## BEGIN Supplied records

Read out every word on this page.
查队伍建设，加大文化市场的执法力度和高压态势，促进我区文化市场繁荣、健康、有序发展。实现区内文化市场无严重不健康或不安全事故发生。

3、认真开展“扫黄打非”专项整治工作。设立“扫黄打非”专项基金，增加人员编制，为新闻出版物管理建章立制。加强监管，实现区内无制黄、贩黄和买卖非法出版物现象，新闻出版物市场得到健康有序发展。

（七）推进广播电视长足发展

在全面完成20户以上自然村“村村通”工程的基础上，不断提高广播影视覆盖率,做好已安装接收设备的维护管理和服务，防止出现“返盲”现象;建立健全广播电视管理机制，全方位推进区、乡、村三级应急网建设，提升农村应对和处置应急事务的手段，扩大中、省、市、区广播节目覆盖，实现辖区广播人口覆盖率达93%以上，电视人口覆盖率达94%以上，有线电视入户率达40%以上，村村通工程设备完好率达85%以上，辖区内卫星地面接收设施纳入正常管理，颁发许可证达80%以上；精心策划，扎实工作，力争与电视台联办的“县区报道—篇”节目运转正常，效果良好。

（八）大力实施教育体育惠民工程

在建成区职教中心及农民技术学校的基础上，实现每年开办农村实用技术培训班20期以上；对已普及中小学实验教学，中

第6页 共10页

## END Supplied records

--- What to do ---
Quote each line of the data above exactly as written.

--- Solution for this exercise ---
Read out every word on this page.
查队伍建设，加大文化市场的执法力度和高压态势，促进我区文化市场繁荣、健康、有序发展。实现区内文化市场无严重不健康或不安全事故发生。

3、认真开展“扫黄打非”专项整治工作。设立“扫黄打非”专项基金，增加人员编制，为新闻出版物管理建章立制。加强监管，实现区内无制黄、贩黄和买卖非法出版物现象，新闻出版物市场得到健康有序发展。

（七）推进广播电视长足发展

在全面完成20户以上自然村“村村通”工程的基础上，不断提高广播影视覆盖率,做好已安装接收设备的维护管理和服务，防止出现“返盲”现象;建立健全广播电视管理机制，全方位推进区、乡、村三级应急网建设，提升农村应对和处置应急事务的手段，扩大中、省、市、区广播节目覆盖，实现辖区广播人口覆盖率达93%以上，电视人口覆盖率达94%以上，有线电视入户率达40%以上，村村通工程设备完好率达85%以上，辖区内卫星地面接收设施纳入正常管理，颁发许可证达80%以上；精心策划，扎实工作，力争与电视台联办的“县区报道—篇”节目运转正常，效果良好。

（八）大力实施教育体育惠民工程

在建成区职教中心及农民技术学校的基础上，实现每年开办农村实用技术培训班20期以上；对已普及中小学实验教学，中

第6页 共10页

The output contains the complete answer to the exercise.